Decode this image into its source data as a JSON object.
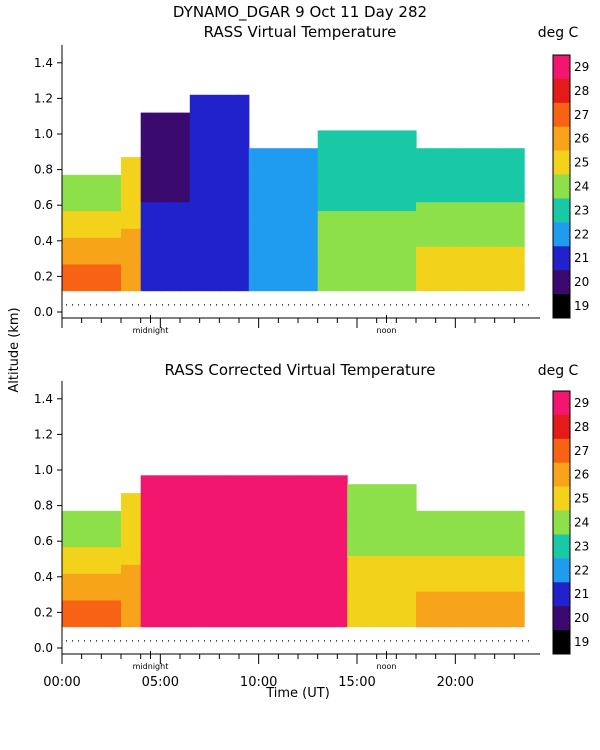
{
  "header": {
    "title": "DYNAMO_DGAR    9 Oct 11 Day 282"
  },
  "y_axis_label": "Altitude (km)",
  "x_axis_label": "Time (UT)",
  "chart_data": [
    {
      "type": "heatmap",
      "title": "RASS Virtual Temperature",
      "units": "deg C",
      "xlabel": "",
      "ylabel": "Altitude (km)",
      "xlim": [
        0,
        24
      ],
      "ylim": [
        0.0,
        1.5
      ],
      "y_ticks": [
        "0.0",
        "0.2",
        "0.4",
        "0.6",
        "0.8",
        "1.0",
        "1.2",
        "1.4"
      ],
      "x_ticks": [],
      "markers": [
        {
          "label": "midnight",
          "hour": 4.5
        },
        {
          "label": "noon",
          "hour": 16.5
        }
      ],
      "colorbar": {
        "min": 19,
        "max": 29,
        "ticks": [
          "29",
          "28",
          "27",
          "26",
          "25",
          "24",
          "23",
          "22",
          "21",
          "20",
          "19"
        ]
      },
      "data_floor_km": 0.12,
      "profile": [
        {
          "h_start": 0.0,
          "h_end": 3.0,
          "v0": 28,
          "v1": 24,
          "top": 0.75
        },
        {
          "h_start": 3.0,
          "h_end": 4.2,
          "v0": 27,
          "v1": 25,
          "top": 0.85
        },
        {
          "h_start": 4.2,
          "h_end": 6.5,
          "v0": 22,
          "v1": 20,
          "top": 1.1
        },
        {
          "h_start": 6.5,
          "h_end": 9.5,
          "v0": 22,
          "v1": 21,
          "top": 1.2
        },
        {
          "h_start": 9.5,
          "h_end": 13.0,
          "v0": 23,
          "v1": 22,
          "top": 0.9
        },
        {
          "h_start": 13.0,
          "h_end": 18.0,
          "v0": 25,
          "v1": 23,
          "top": 1.0
        },
        {
          "h_start": 18.0,
          "h_end": 23.6,
          "v0": 26,
          "v1": 23,
          "top": 0.9
        }
      ]
    },
    {
      "type": "heatmap",
      "title": "RASS Corrected Virtual Temperature",
      "units": "deg C",
      "xlabel": "Time (UT)",
      "ylabel": "Altitude (km)",
      "xlim": [
        0,
        24
      ],
      "ylim": [
        0.0,
        1.5
      ],
      "y_ticks": [
        "0.0",
        "0.2",
        "0.4",
        "0.6",
        "0.8",
        "1.0",
        "1.2",
        "1.4"
      ],
      "x_ticks": [
        "00:00",
        "05:00",
        "10:00",
        "15:00",
        "20:00"
      ],
      "markers": [
        {
          "label": "midnight",
          "hour": 4.5
        },
        {
          "label": "noon",
          "hour": 16.5
        }
      ],
      "colorbar": {
        "min": 19,
        "max": 29,
        "ticks": [
          "29",
          "28",
          "27",
          "26",
          "25",
          "24",
          "23",
          "22",
          "21",
          "20",
          "19"
        ]
      },
      "data_floor_km": 0.12,
      "profile": [
        {
          "h_start": 0.0,
          "h_end": 3.0,
          "v0": 28,
          "v1": 24,
          "top": 0.75
        },
        {
          "h_start": 3.0,
          "h_end": 4.2,
          "v0": 27,
          "v1": 25,
          "top": 0.85
        },
        {
          "h_start": 4.2,
          "h_end": 14.5,
          "v0": 29.5,
          "v1": 29.5,
          "top": 0.95
        },
        {
          "h_start": 14.5,
          "h_end": 18.0,
          "v0": 26,
          "v1": 24,
          "top": 0.9
        },
        {
          "h_start": 18.0,
          "h_end": 23.6,
          "v0": 27,
          "v1": 24,
          "top": 0.75
        }
      ]
    }
  ]
}
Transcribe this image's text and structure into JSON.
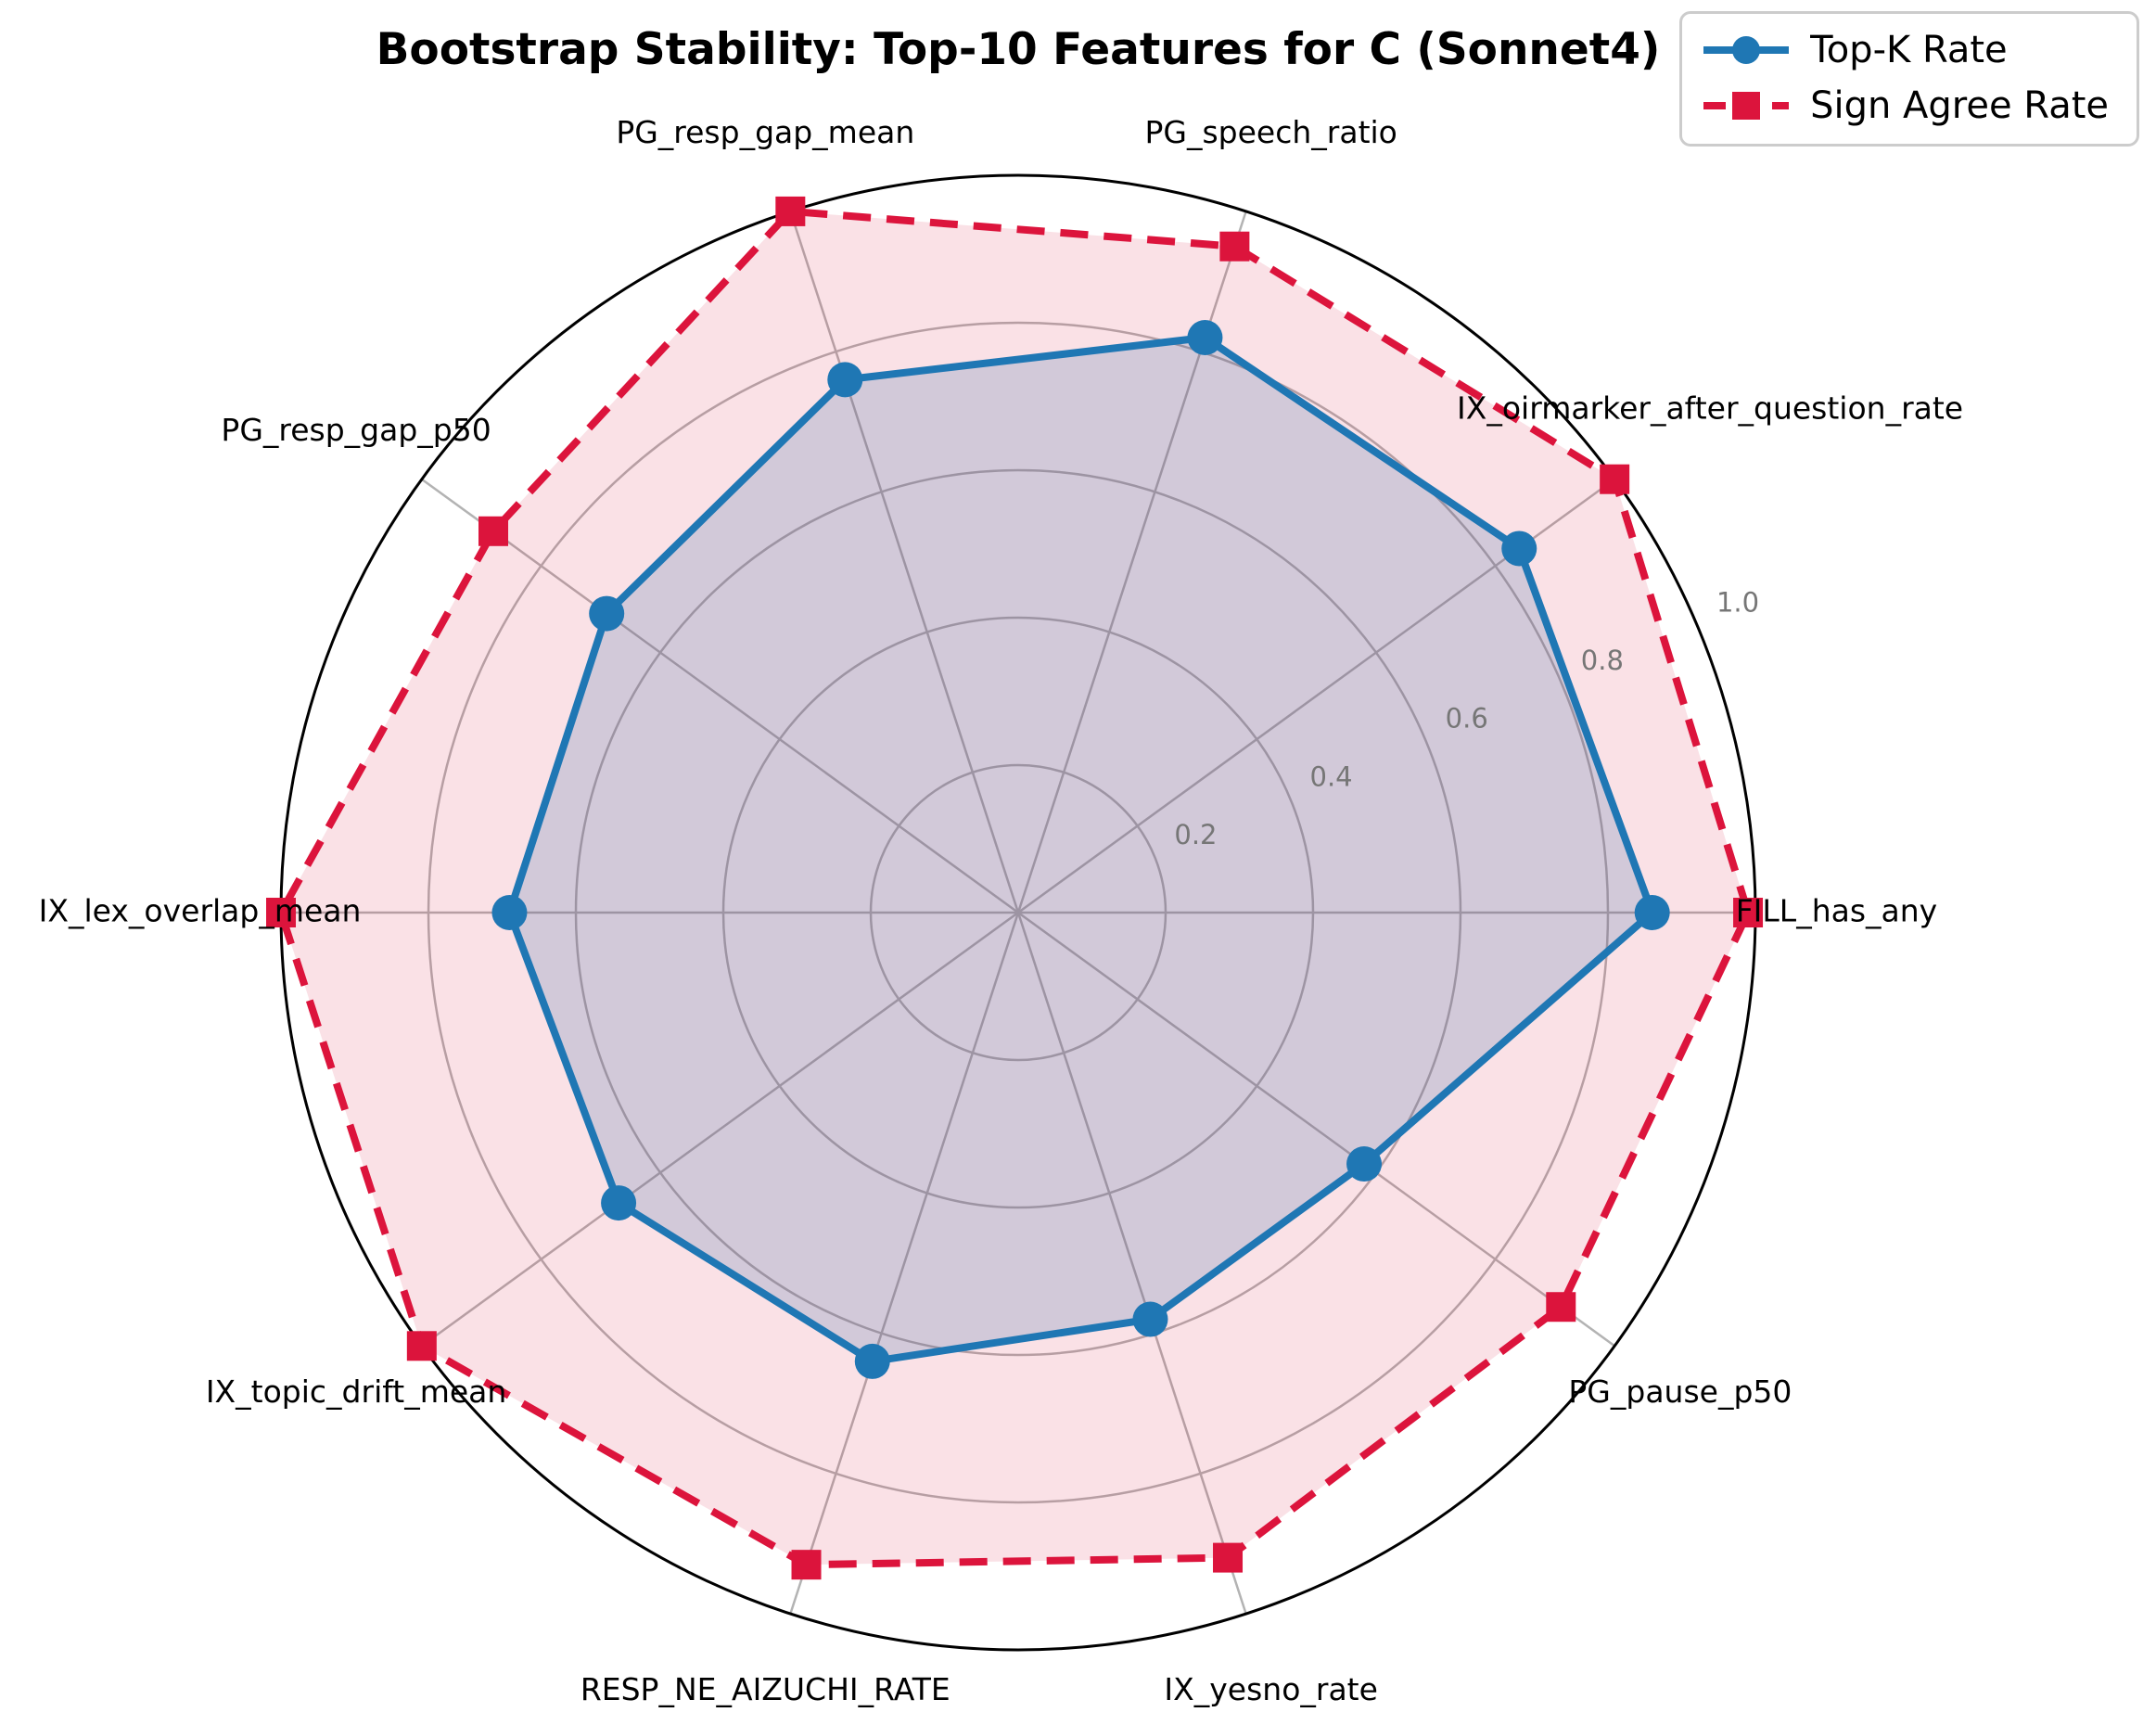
{
  "title": "Bootstrap Stability: Top-10 Features for C (Sonnet4)",
  "legend": {
    "items": [
      {
        "label": "Top-K Rate"
      },
      {
        "label": "Sign Agree Rate"
      }
    ]
  },
  "chart_data": {
    "type": "radar",
    "categories": [
      "FILL_has_any",
      "IX_oirmarker_after_question_rate",
      "PG_speech_ratio",
      "PG_resp_gap_mean",
      "PG_resp_gap_p50",
      "IX_lex_overlap_mean",
      "IX_topic_drift_mean",
      "RESP_NE_AIZUCHI_RATE",
      "IX_yesno_rate",
      "PG_pause_p50"
    ],
    "series": [
      {
        "name": "Top-K Rate",
        "color": "#1f77b4",
        "linestyle": "solid",
        "marker": "circle",
        "values": [
          0.86,
          0.84,
          0.82,
          0.76,
          0.69,
          0.69,
          0.67,
          0.64,
          0.58,
          0.58
        ]
      },
      {
        "name": "Sign Agree Rate",
        "color": "#dc143c",
        "linestyle": "dashed",
        "marker": "square",
        "values": [
          0.99,
          1.0,
          0.95,
          1.0,
          0.88,
          1.0,
          1.0,
          0.93,
          0.92,
          0.91
        ]
      }
    ],
    "radial_ticks": [
      0.2,
      0.4,
      0.6,
      0.8,
      1.0
    ],
    "rlim": [
      0,
      1.0
    ],
    "start_angle_deg": 0,
    "direction": "counterclockwise",
    "grid": true,
    "grid_color": "#b3b3b3",
    "spine_color": "#000000",
    "tick_label_color": "#767676",
    "legend_position": "upper right"
  }
}
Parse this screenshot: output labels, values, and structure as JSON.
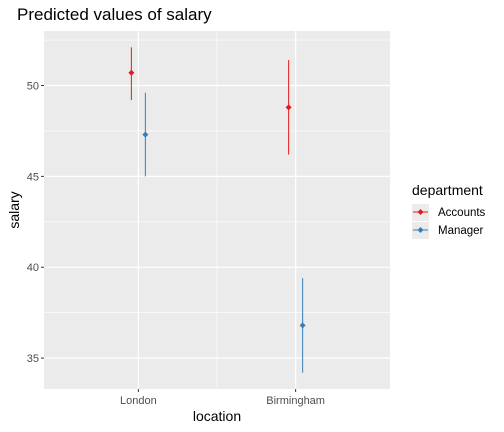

◆ **Given request**
Look through the records and count each line that holds "JSON". Write only the total.

◆ **Worked solution**
3